══ Data extract ══

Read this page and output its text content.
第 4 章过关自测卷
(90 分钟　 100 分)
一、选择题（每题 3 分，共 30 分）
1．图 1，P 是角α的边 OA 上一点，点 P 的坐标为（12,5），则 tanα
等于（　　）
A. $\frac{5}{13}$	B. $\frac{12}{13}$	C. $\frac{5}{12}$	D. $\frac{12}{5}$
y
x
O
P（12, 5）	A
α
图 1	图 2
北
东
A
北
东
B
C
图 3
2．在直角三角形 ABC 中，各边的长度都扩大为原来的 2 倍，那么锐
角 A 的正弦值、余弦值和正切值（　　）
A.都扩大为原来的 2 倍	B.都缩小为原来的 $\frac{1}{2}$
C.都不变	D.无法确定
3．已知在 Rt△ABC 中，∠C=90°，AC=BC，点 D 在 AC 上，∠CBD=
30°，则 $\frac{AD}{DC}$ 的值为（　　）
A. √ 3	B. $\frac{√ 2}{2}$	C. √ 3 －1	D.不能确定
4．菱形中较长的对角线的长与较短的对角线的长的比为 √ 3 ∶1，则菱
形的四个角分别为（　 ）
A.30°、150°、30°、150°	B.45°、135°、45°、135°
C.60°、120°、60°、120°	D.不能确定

═══
══ Data extract ══

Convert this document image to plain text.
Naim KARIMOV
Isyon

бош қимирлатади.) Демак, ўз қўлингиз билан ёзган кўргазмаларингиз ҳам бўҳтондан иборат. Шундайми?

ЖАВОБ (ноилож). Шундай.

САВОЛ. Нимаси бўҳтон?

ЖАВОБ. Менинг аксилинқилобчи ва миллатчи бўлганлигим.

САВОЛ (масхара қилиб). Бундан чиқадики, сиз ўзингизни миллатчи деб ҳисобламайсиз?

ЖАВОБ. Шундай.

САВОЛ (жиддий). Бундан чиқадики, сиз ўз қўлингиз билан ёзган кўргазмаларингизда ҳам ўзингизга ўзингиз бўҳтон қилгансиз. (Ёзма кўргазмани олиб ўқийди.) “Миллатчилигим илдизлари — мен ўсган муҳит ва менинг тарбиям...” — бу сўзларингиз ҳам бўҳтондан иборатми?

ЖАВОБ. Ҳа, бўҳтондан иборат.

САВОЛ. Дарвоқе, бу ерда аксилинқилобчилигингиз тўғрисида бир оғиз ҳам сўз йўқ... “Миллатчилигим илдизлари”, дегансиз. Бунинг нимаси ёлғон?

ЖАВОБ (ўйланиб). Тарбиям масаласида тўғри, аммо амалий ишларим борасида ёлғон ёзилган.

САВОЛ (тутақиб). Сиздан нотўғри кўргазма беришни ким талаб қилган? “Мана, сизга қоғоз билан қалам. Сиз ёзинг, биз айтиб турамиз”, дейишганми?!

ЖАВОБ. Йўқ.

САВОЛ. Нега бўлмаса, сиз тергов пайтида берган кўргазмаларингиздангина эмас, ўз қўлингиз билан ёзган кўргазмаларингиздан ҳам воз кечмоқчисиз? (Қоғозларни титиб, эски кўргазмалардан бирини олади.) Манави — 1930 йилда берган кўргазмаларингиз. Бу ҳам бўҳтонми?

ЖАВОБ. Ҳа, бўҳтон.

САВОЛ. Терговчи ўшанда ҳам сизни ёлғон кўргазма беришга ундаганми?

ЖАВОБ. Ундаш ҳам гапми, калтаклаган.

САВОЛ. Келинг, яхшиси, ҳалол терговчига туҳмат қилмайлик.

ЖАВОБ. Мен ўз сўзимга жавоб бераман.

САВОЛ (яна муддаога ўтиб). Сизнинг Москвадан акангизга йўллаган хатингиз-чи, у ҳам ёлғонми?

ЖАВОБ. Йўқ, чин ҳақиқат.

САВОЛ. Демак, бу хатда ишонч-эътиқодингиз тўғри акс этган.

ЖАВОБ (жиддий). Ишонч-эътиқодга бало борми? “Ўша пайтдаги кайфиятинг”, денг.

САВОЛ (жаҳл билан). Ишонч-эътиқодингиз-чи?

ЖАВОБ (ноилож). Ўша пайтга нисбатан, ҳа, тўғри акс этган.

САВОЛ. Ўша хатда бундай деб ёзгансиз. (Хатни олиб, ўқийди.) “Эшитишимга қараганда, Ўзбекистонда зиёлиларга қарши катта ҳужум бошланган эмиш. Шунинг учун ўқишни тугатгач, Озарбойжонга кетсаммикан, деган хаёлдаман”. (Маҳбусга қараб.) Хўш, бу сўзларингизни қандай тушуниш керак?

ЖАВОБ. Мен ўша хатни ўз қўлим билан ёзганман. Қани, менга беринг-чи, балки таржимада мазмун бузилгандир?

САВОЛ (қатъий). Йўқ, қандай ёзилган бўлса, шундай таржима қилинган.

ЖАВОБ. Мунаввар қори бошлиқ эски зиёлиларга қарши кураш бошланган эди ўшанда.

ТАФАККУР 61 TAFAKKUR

═══

▶ Objective
Copy out each line of the entries that holds "қўлингиз".

▶ Output of the exercise
бош қимирлатади.) Демак, ўз қўлингиз билан ёзган кўргазмаларингиз ҳам бўҳтондан иборат. Шундайми?
САВОЛ (жиддий). Бундан чиқадики, сиз ўз қўлингиз билан ёзган кўргазмаларингизда ҳам ўзингизга ўзингиз бўҳтон қилгансиз. (Ёзма кўргазмани олиб ўқийди.) “Миллатчилигим илдизлари — мен ўсган муҳит ва менинг тарбиям...” — бу сўзларингиз ҳам бўҳтондан иборатми?
САВОЛ. Нега бўлмаса, сиз тергов пайтида берган кўргазмаларингиздангина эмас, ўз қўлингиз билан ёзган кўргазмаларингиздан ҳам воз кечмоқчисиз? (Қоғозларни титиб, эски кўргазмалардан бирини олади.) Манави — 1930 йилда берган кўргазмаларингиз. Бу ҳам бўҳтонми?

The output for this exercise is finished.